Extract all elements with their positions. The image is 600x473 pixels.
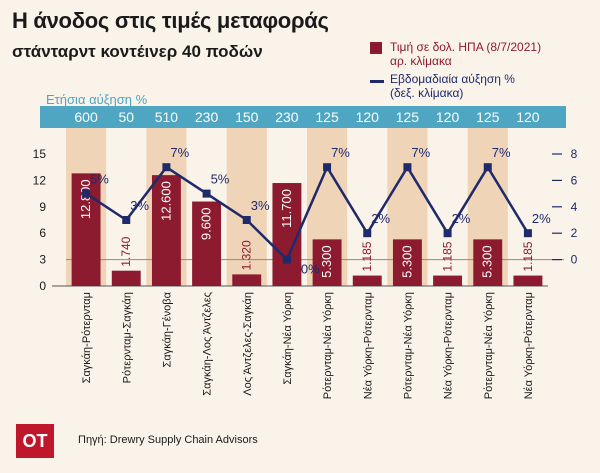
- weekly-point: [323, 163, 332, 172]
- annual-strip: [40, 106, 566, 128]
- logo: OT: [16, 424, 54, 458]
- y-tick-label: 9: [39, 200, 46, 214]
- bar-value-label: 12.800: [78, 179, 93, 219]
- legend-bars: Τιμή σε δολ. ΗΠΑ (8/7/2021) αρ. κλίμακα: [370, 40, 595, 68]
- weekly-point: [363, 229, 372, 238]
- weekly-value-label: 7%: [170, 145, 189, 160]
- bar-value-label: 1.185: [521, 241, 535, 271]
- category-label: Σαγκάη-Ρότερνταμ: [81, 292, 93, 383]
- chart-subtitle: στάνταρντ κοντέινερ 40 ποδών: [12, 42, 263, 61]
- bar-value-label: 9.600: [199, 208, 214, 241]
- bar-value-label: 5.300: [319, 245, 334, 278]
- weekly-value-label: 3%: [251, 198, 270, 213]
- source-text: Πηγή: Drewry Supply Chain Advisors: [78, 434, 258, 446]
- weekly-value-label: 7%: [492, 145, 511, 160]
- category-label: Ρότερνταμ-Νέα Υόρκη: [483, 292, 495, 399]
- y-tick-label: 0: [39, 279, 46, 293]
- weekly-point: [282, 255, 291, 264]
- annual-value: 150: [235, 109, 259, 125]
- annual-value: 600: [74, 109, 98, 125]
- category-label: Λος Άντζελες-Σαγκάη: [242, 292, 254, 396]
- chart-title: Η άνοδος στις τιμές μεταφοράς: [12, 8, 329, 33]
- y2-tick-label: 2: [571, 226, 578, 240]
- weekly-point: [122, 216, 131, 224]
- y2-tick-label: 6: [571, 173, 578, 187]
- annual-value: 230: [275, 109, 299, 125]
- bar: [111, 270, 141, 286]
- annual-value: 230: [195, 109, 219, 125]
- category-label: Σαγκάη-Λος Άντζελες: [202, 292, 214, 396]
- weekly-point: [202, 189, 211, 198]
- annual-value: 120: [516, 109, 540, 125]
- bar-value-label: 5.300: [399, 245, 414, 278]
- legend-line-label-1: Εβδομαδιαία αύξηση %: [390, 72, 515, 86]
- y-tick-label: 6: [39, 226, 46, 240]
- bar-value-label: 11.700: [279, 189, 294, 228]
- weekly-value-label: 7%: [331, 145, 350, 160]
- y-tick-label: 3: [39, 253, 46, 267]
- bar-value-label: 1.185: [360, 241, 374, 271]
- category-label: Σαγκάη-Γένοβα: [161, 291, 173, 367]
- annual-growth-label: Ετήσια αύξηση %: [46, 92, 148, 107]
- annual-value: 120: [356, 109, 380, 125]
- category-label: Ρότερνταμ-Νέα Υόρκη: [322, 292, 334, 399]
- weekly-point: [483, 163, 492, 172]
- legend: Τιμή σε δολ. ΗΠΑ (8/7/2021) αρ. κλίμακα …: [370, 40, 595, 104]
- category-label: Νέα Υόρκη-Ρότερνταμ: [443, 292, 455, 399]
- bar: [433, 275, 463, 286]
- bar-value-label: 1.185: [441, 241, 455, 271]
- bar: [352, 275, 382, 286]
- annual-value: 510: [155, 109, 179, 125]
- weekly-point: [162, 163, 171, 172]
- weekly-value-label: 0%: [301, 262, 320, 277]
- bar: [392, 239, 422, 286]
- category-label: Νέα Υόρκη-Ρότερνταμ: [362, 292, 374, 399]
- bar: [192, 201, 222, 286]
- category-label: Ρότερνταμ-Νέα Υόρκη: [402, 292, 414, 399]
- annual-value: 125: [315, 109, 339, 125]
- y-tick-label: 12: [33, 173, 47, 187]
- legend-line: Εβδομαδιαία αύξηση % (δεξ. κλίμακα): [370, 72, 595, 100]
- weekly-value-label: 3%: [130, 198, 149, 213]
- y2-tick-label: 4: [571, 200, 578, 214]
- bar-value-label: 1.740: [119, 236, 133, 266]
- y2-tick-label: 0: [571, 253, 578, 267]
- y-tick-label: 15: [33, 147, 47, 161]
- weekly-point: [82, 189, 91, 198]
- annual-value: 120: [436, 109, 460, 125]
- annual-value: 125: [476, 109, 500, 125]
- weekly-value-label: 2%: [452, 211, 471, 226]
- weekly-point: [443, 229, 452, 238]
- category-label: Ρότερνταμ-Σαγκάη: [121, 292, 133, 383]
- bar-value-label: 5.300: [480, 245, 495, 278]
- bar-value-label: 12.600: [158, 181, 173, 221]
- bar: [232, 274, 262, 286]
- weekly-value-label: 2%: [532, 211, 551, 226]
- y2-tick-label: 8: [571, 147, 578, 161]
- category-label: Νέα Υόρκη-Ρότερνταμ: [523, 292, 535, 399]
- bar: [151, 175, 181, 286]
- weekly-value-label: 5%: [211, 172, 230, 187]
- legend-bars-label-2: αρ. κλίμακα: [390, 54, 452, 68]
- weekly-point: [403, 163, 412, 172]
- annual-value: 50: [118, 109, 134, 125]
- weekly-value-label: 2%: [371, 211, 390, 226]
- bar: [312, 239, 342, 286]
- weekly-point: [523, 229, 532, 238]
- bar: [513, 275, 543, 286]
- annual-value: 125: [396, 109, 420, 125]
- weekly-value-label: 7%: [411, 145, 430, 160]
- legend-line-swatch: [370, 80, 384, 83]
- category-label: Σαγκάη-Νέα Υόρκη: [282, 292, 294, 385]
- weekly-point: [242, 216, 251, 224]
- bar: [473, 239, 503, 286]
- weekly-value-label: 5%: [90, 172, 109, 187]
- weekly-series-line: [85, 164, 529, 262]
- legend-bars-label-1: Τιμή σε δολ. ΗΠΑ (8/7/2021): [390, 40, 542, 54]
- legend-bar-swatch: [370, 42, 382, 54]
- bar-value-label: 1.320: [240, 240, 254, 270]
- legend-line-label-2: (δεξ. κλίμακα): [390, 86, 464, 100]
┄┄┄┄┄┄┄┄┄┄
Exercise brief:
Turn every line in the records above into a JSON list of strings, one string per line, with blank lines dropped. Leave the pictures out.

The solution:
[
  "Extract all elements with their positions. The image is 600x473 pixels.",
  "- weekly-point: [323, 163, 332, 172]",
  "- annual-strip: [40, 106, 566, 128]",
  "- logo: OT: [16, 424, 54, 458]",
  "- y-tick-label: 9: [39, 200, 46, 214]",
  "- bar-value-label: 12.800: [78, 179, 93, 219]",
  "- legend-bars: Τιμή σε δολ. ΗΠΑ (8/7/2021) αρ. κλίμακα: [370, 40, 595, 68]",
  "- weekly-point: [363, 229, 372, 238]",
  "- weekly-value-label: 7%: [170, 145, 189, 160]",
  "- bar-value-label: 1.185: [521, 241, 535, 271]",
  "- category-label: Σαγκάη-Ρότερνταμ: [81, 292, 93, 383]",
  "- chart-subtitle: στάνταρντ κοντέινερ 40 ποδών: [12, 42, 263, 61]",
  "- bar-value-label: 9.600: [199, 208, 214, 241]",
  "- bar-value-label: 5.300: [319, 245, 334, 278]",
  "- weekly-value-label: 3%: [251, 198, 270, 213]",
  "- source-text: Πηγή: Drewry Supply Chain Advisors: [78, 434, 258, 446]",
  "- weekly-value-label: 7%: [492, 145, 511, 160]",
  "- category-label: Ρότερνταμ-Νέα Υόρκη: [483, 292, 495, 399]",
  "- y-tick-label: 0: [39, 279, 46, 293]",
  "- weekly-point: [282, 255, 291, 264]",
  "- annual-value: 150: [235, 109, 259, 125]",
  "- annual-value: 600: [74, 109, 98, 125]",
  "- category-label: Λος Άντζελες-Σαγκάη: [242, 292, 254, 396]",
  "- chart-title: Η άνοδος στις τιμές μεταφοράς: [12, 8, 329, 33]",
  "- y2-tick-label: 2: [571, 226, 578, 240]",
  "- weekly-point: [122, 216, 131, 224]",
  "- y2-tick-label: 6: [571, 173, 578, 187]",
  "- annual-value: 230: [275, 109, 299, 125]",
  "- bar: [111, 270, 141, 286]",
  "- annual-value: 230: [195, 109, 219, 125]",
  "- category-label: Σαγκάη-Λος Άντζελες: [202, 292, 214, 396]",
  "- weekly-point: [202, 189, 211, 198]",
  "- annual-value: 120: [516, 109, 540, 125]",
  "- bar-value-label: 5.300: [399, 245, 414, 278]",
  "- legend-line-label-1: Εβδομαδιαία αύξηση %: [390, 72, 515, 86]",
  "- y-tick-label: 6: [39, 226, 46, 240]",
  "- bar-value-label: 11.700: [279, 189, 294, 228]",
  "- weekly-value-label: 7%: [331, 145, 350, 160]",
  "- y-tick-label: 3: [39, 253, 46, 267]",
  "- bar-value-label: 1.185: [360, 241, 374, 271]",
  "- category-label: Σαγκάη-Γένοβα: [161, 291, 173, 367]",
  "- annual-growth-label: Ετήσια αύξηση %: [46, 92, 148, 107]",
  "- annual-value: 120: [356, 109, 380, 125]",
  "- category-label: Ρότερνταμ-Νέα Υόρκη: [322, 292, 334, 399]",
  "- weekly-point: [483, 163, 492, 172]",
  "- legend: Τιμή σε δολ. ΗΠΑ (8/7/2021) αρ. κλίμακα …: [370, 40, 595, 104]",
  "- category-label: Νέα Υόρκη-Ρότερνταμ: [443, 292, 455, 399]",
  "- bar: [433, 275, 463, 286]",
  "- bar-value-label: 1.185: [441, 241, 455, 271]",
  "- bar: [352, 275, 382, 286]",
  "- annual-value: 510: [155, 109, 179, 125]",
  "- weekly-point: [162, 163, 171, 172]",
  "- weekly-value-label: 0%: [301, 262, 320, 277]",
  "- bar: [392, 239, 422, 286]",
  "- category-label: Νέα Υόρκη-Ρότερνταμ: [362, 292, 374, 399]",
  "- bar: [192, 201, 222, 286]",
  "- category-label: Ρότερνταμ-Νέα Υόρκη: [402, 292, 414, 399]",
  "- annual-value: 125: [315, 109, 339, 125]",
  "- y-tick-label: 12: [33, 173, 47, 187]",
  "- legend-line: Εβδομαδιαία αύξηση % (δεξ. κλίμακα): [370, 72, 595, 100]",
  "- weekly-value-label: 3%: [130, 198, 149, 213]",
  "- y2-tick-label: 4: [571, 200, 578, 214]",
  "- bar-value-label: 1.740: [119, 236, 133, 266]",
  "- y2-tick-label: 0: [571, 253, 578, 267]",
  "- y-tick-label: 15: [33, 147, 47, 161]",
  "- weekly-point: [82, 189, 91, 198]",
  "- annual-value: 120: [436, 109, 460, 125]",
  "- annual-value: 125: [476, 109, 500, 125]",
  "- weekly-value-label: 2%: [452, 211, 471, 226]",
  "- weekly-point: [443, 229, 452, 238]",
  "- category-label: Ρότερνταμ-Σαγκάη: [121, 292, 133, 383]",
  "- bar-value-label: 5.300: [480, 245, 495, 278]",
  "- bar-value-label: 12.600: [158, 181, 173, 221]",
  "- bar: [232, 274, 262, 286]",
  "- weekly-value-label: 2%: [532, 211, 551, 226]",
  "- y2-tick-label: 8: [571, 147, 578, 161]",
  "- category-label: Νέα Υόρκη-Ρότερνταμ: [523, 292, 535, 399]",
  "- bar: [151, 175, 181, 286]",
  "- weekly-value-label: 5%: [211, 172, 230, 187]",
  "- legend-bars-label-2: αρ. κλίμακα: [390, 54, 452, 68]",
  "- weekly-point: [403, 163, 412, 172]",
  "- annual-value: 50: [118, 109, 134, 125]",
  "- weekly-value-label: 2%: [371, 211, 390, 226]",
  "- bar: [312, 239, 342, 286]",
  "- weekly-point: [523, 229, 532, 238]",
  "- bar: [513, 275, 543, 286]",
  "- annual-value: 125: [396, 109, 420, 125]",
  "- weekly-value-label: 7%: [411, 145, 430, 160]",
  "- legend-line-swatch: [370, 80, 384, 83]",
  "- category-label: Σαγκάη-Νέα Υόρκη: [282, 292, 294, 385]",
  "- weekly-point: [242, 216, 251, 224]",
  "- bar: [473, 239, 503, 286]",
  "- weekly-value-label: 5%: [90, 172, 109, 187]",
  "- weekly-series-line: [85, 164, 529, 262]",
  "- legend-bars-label-1: Τιμή σε δολ. ΗΠΑ (8/7/2021): [390, 40, 542, 54]",
  "- legend-bar-swatch: [370, 42, 382, 54]",
  "- bar-value-label: 1.320: [240, 240, 254, 270]",
  "- legend-line-label-2: (δεξ. κλίμακα): [390, 86, 464, 100]"
]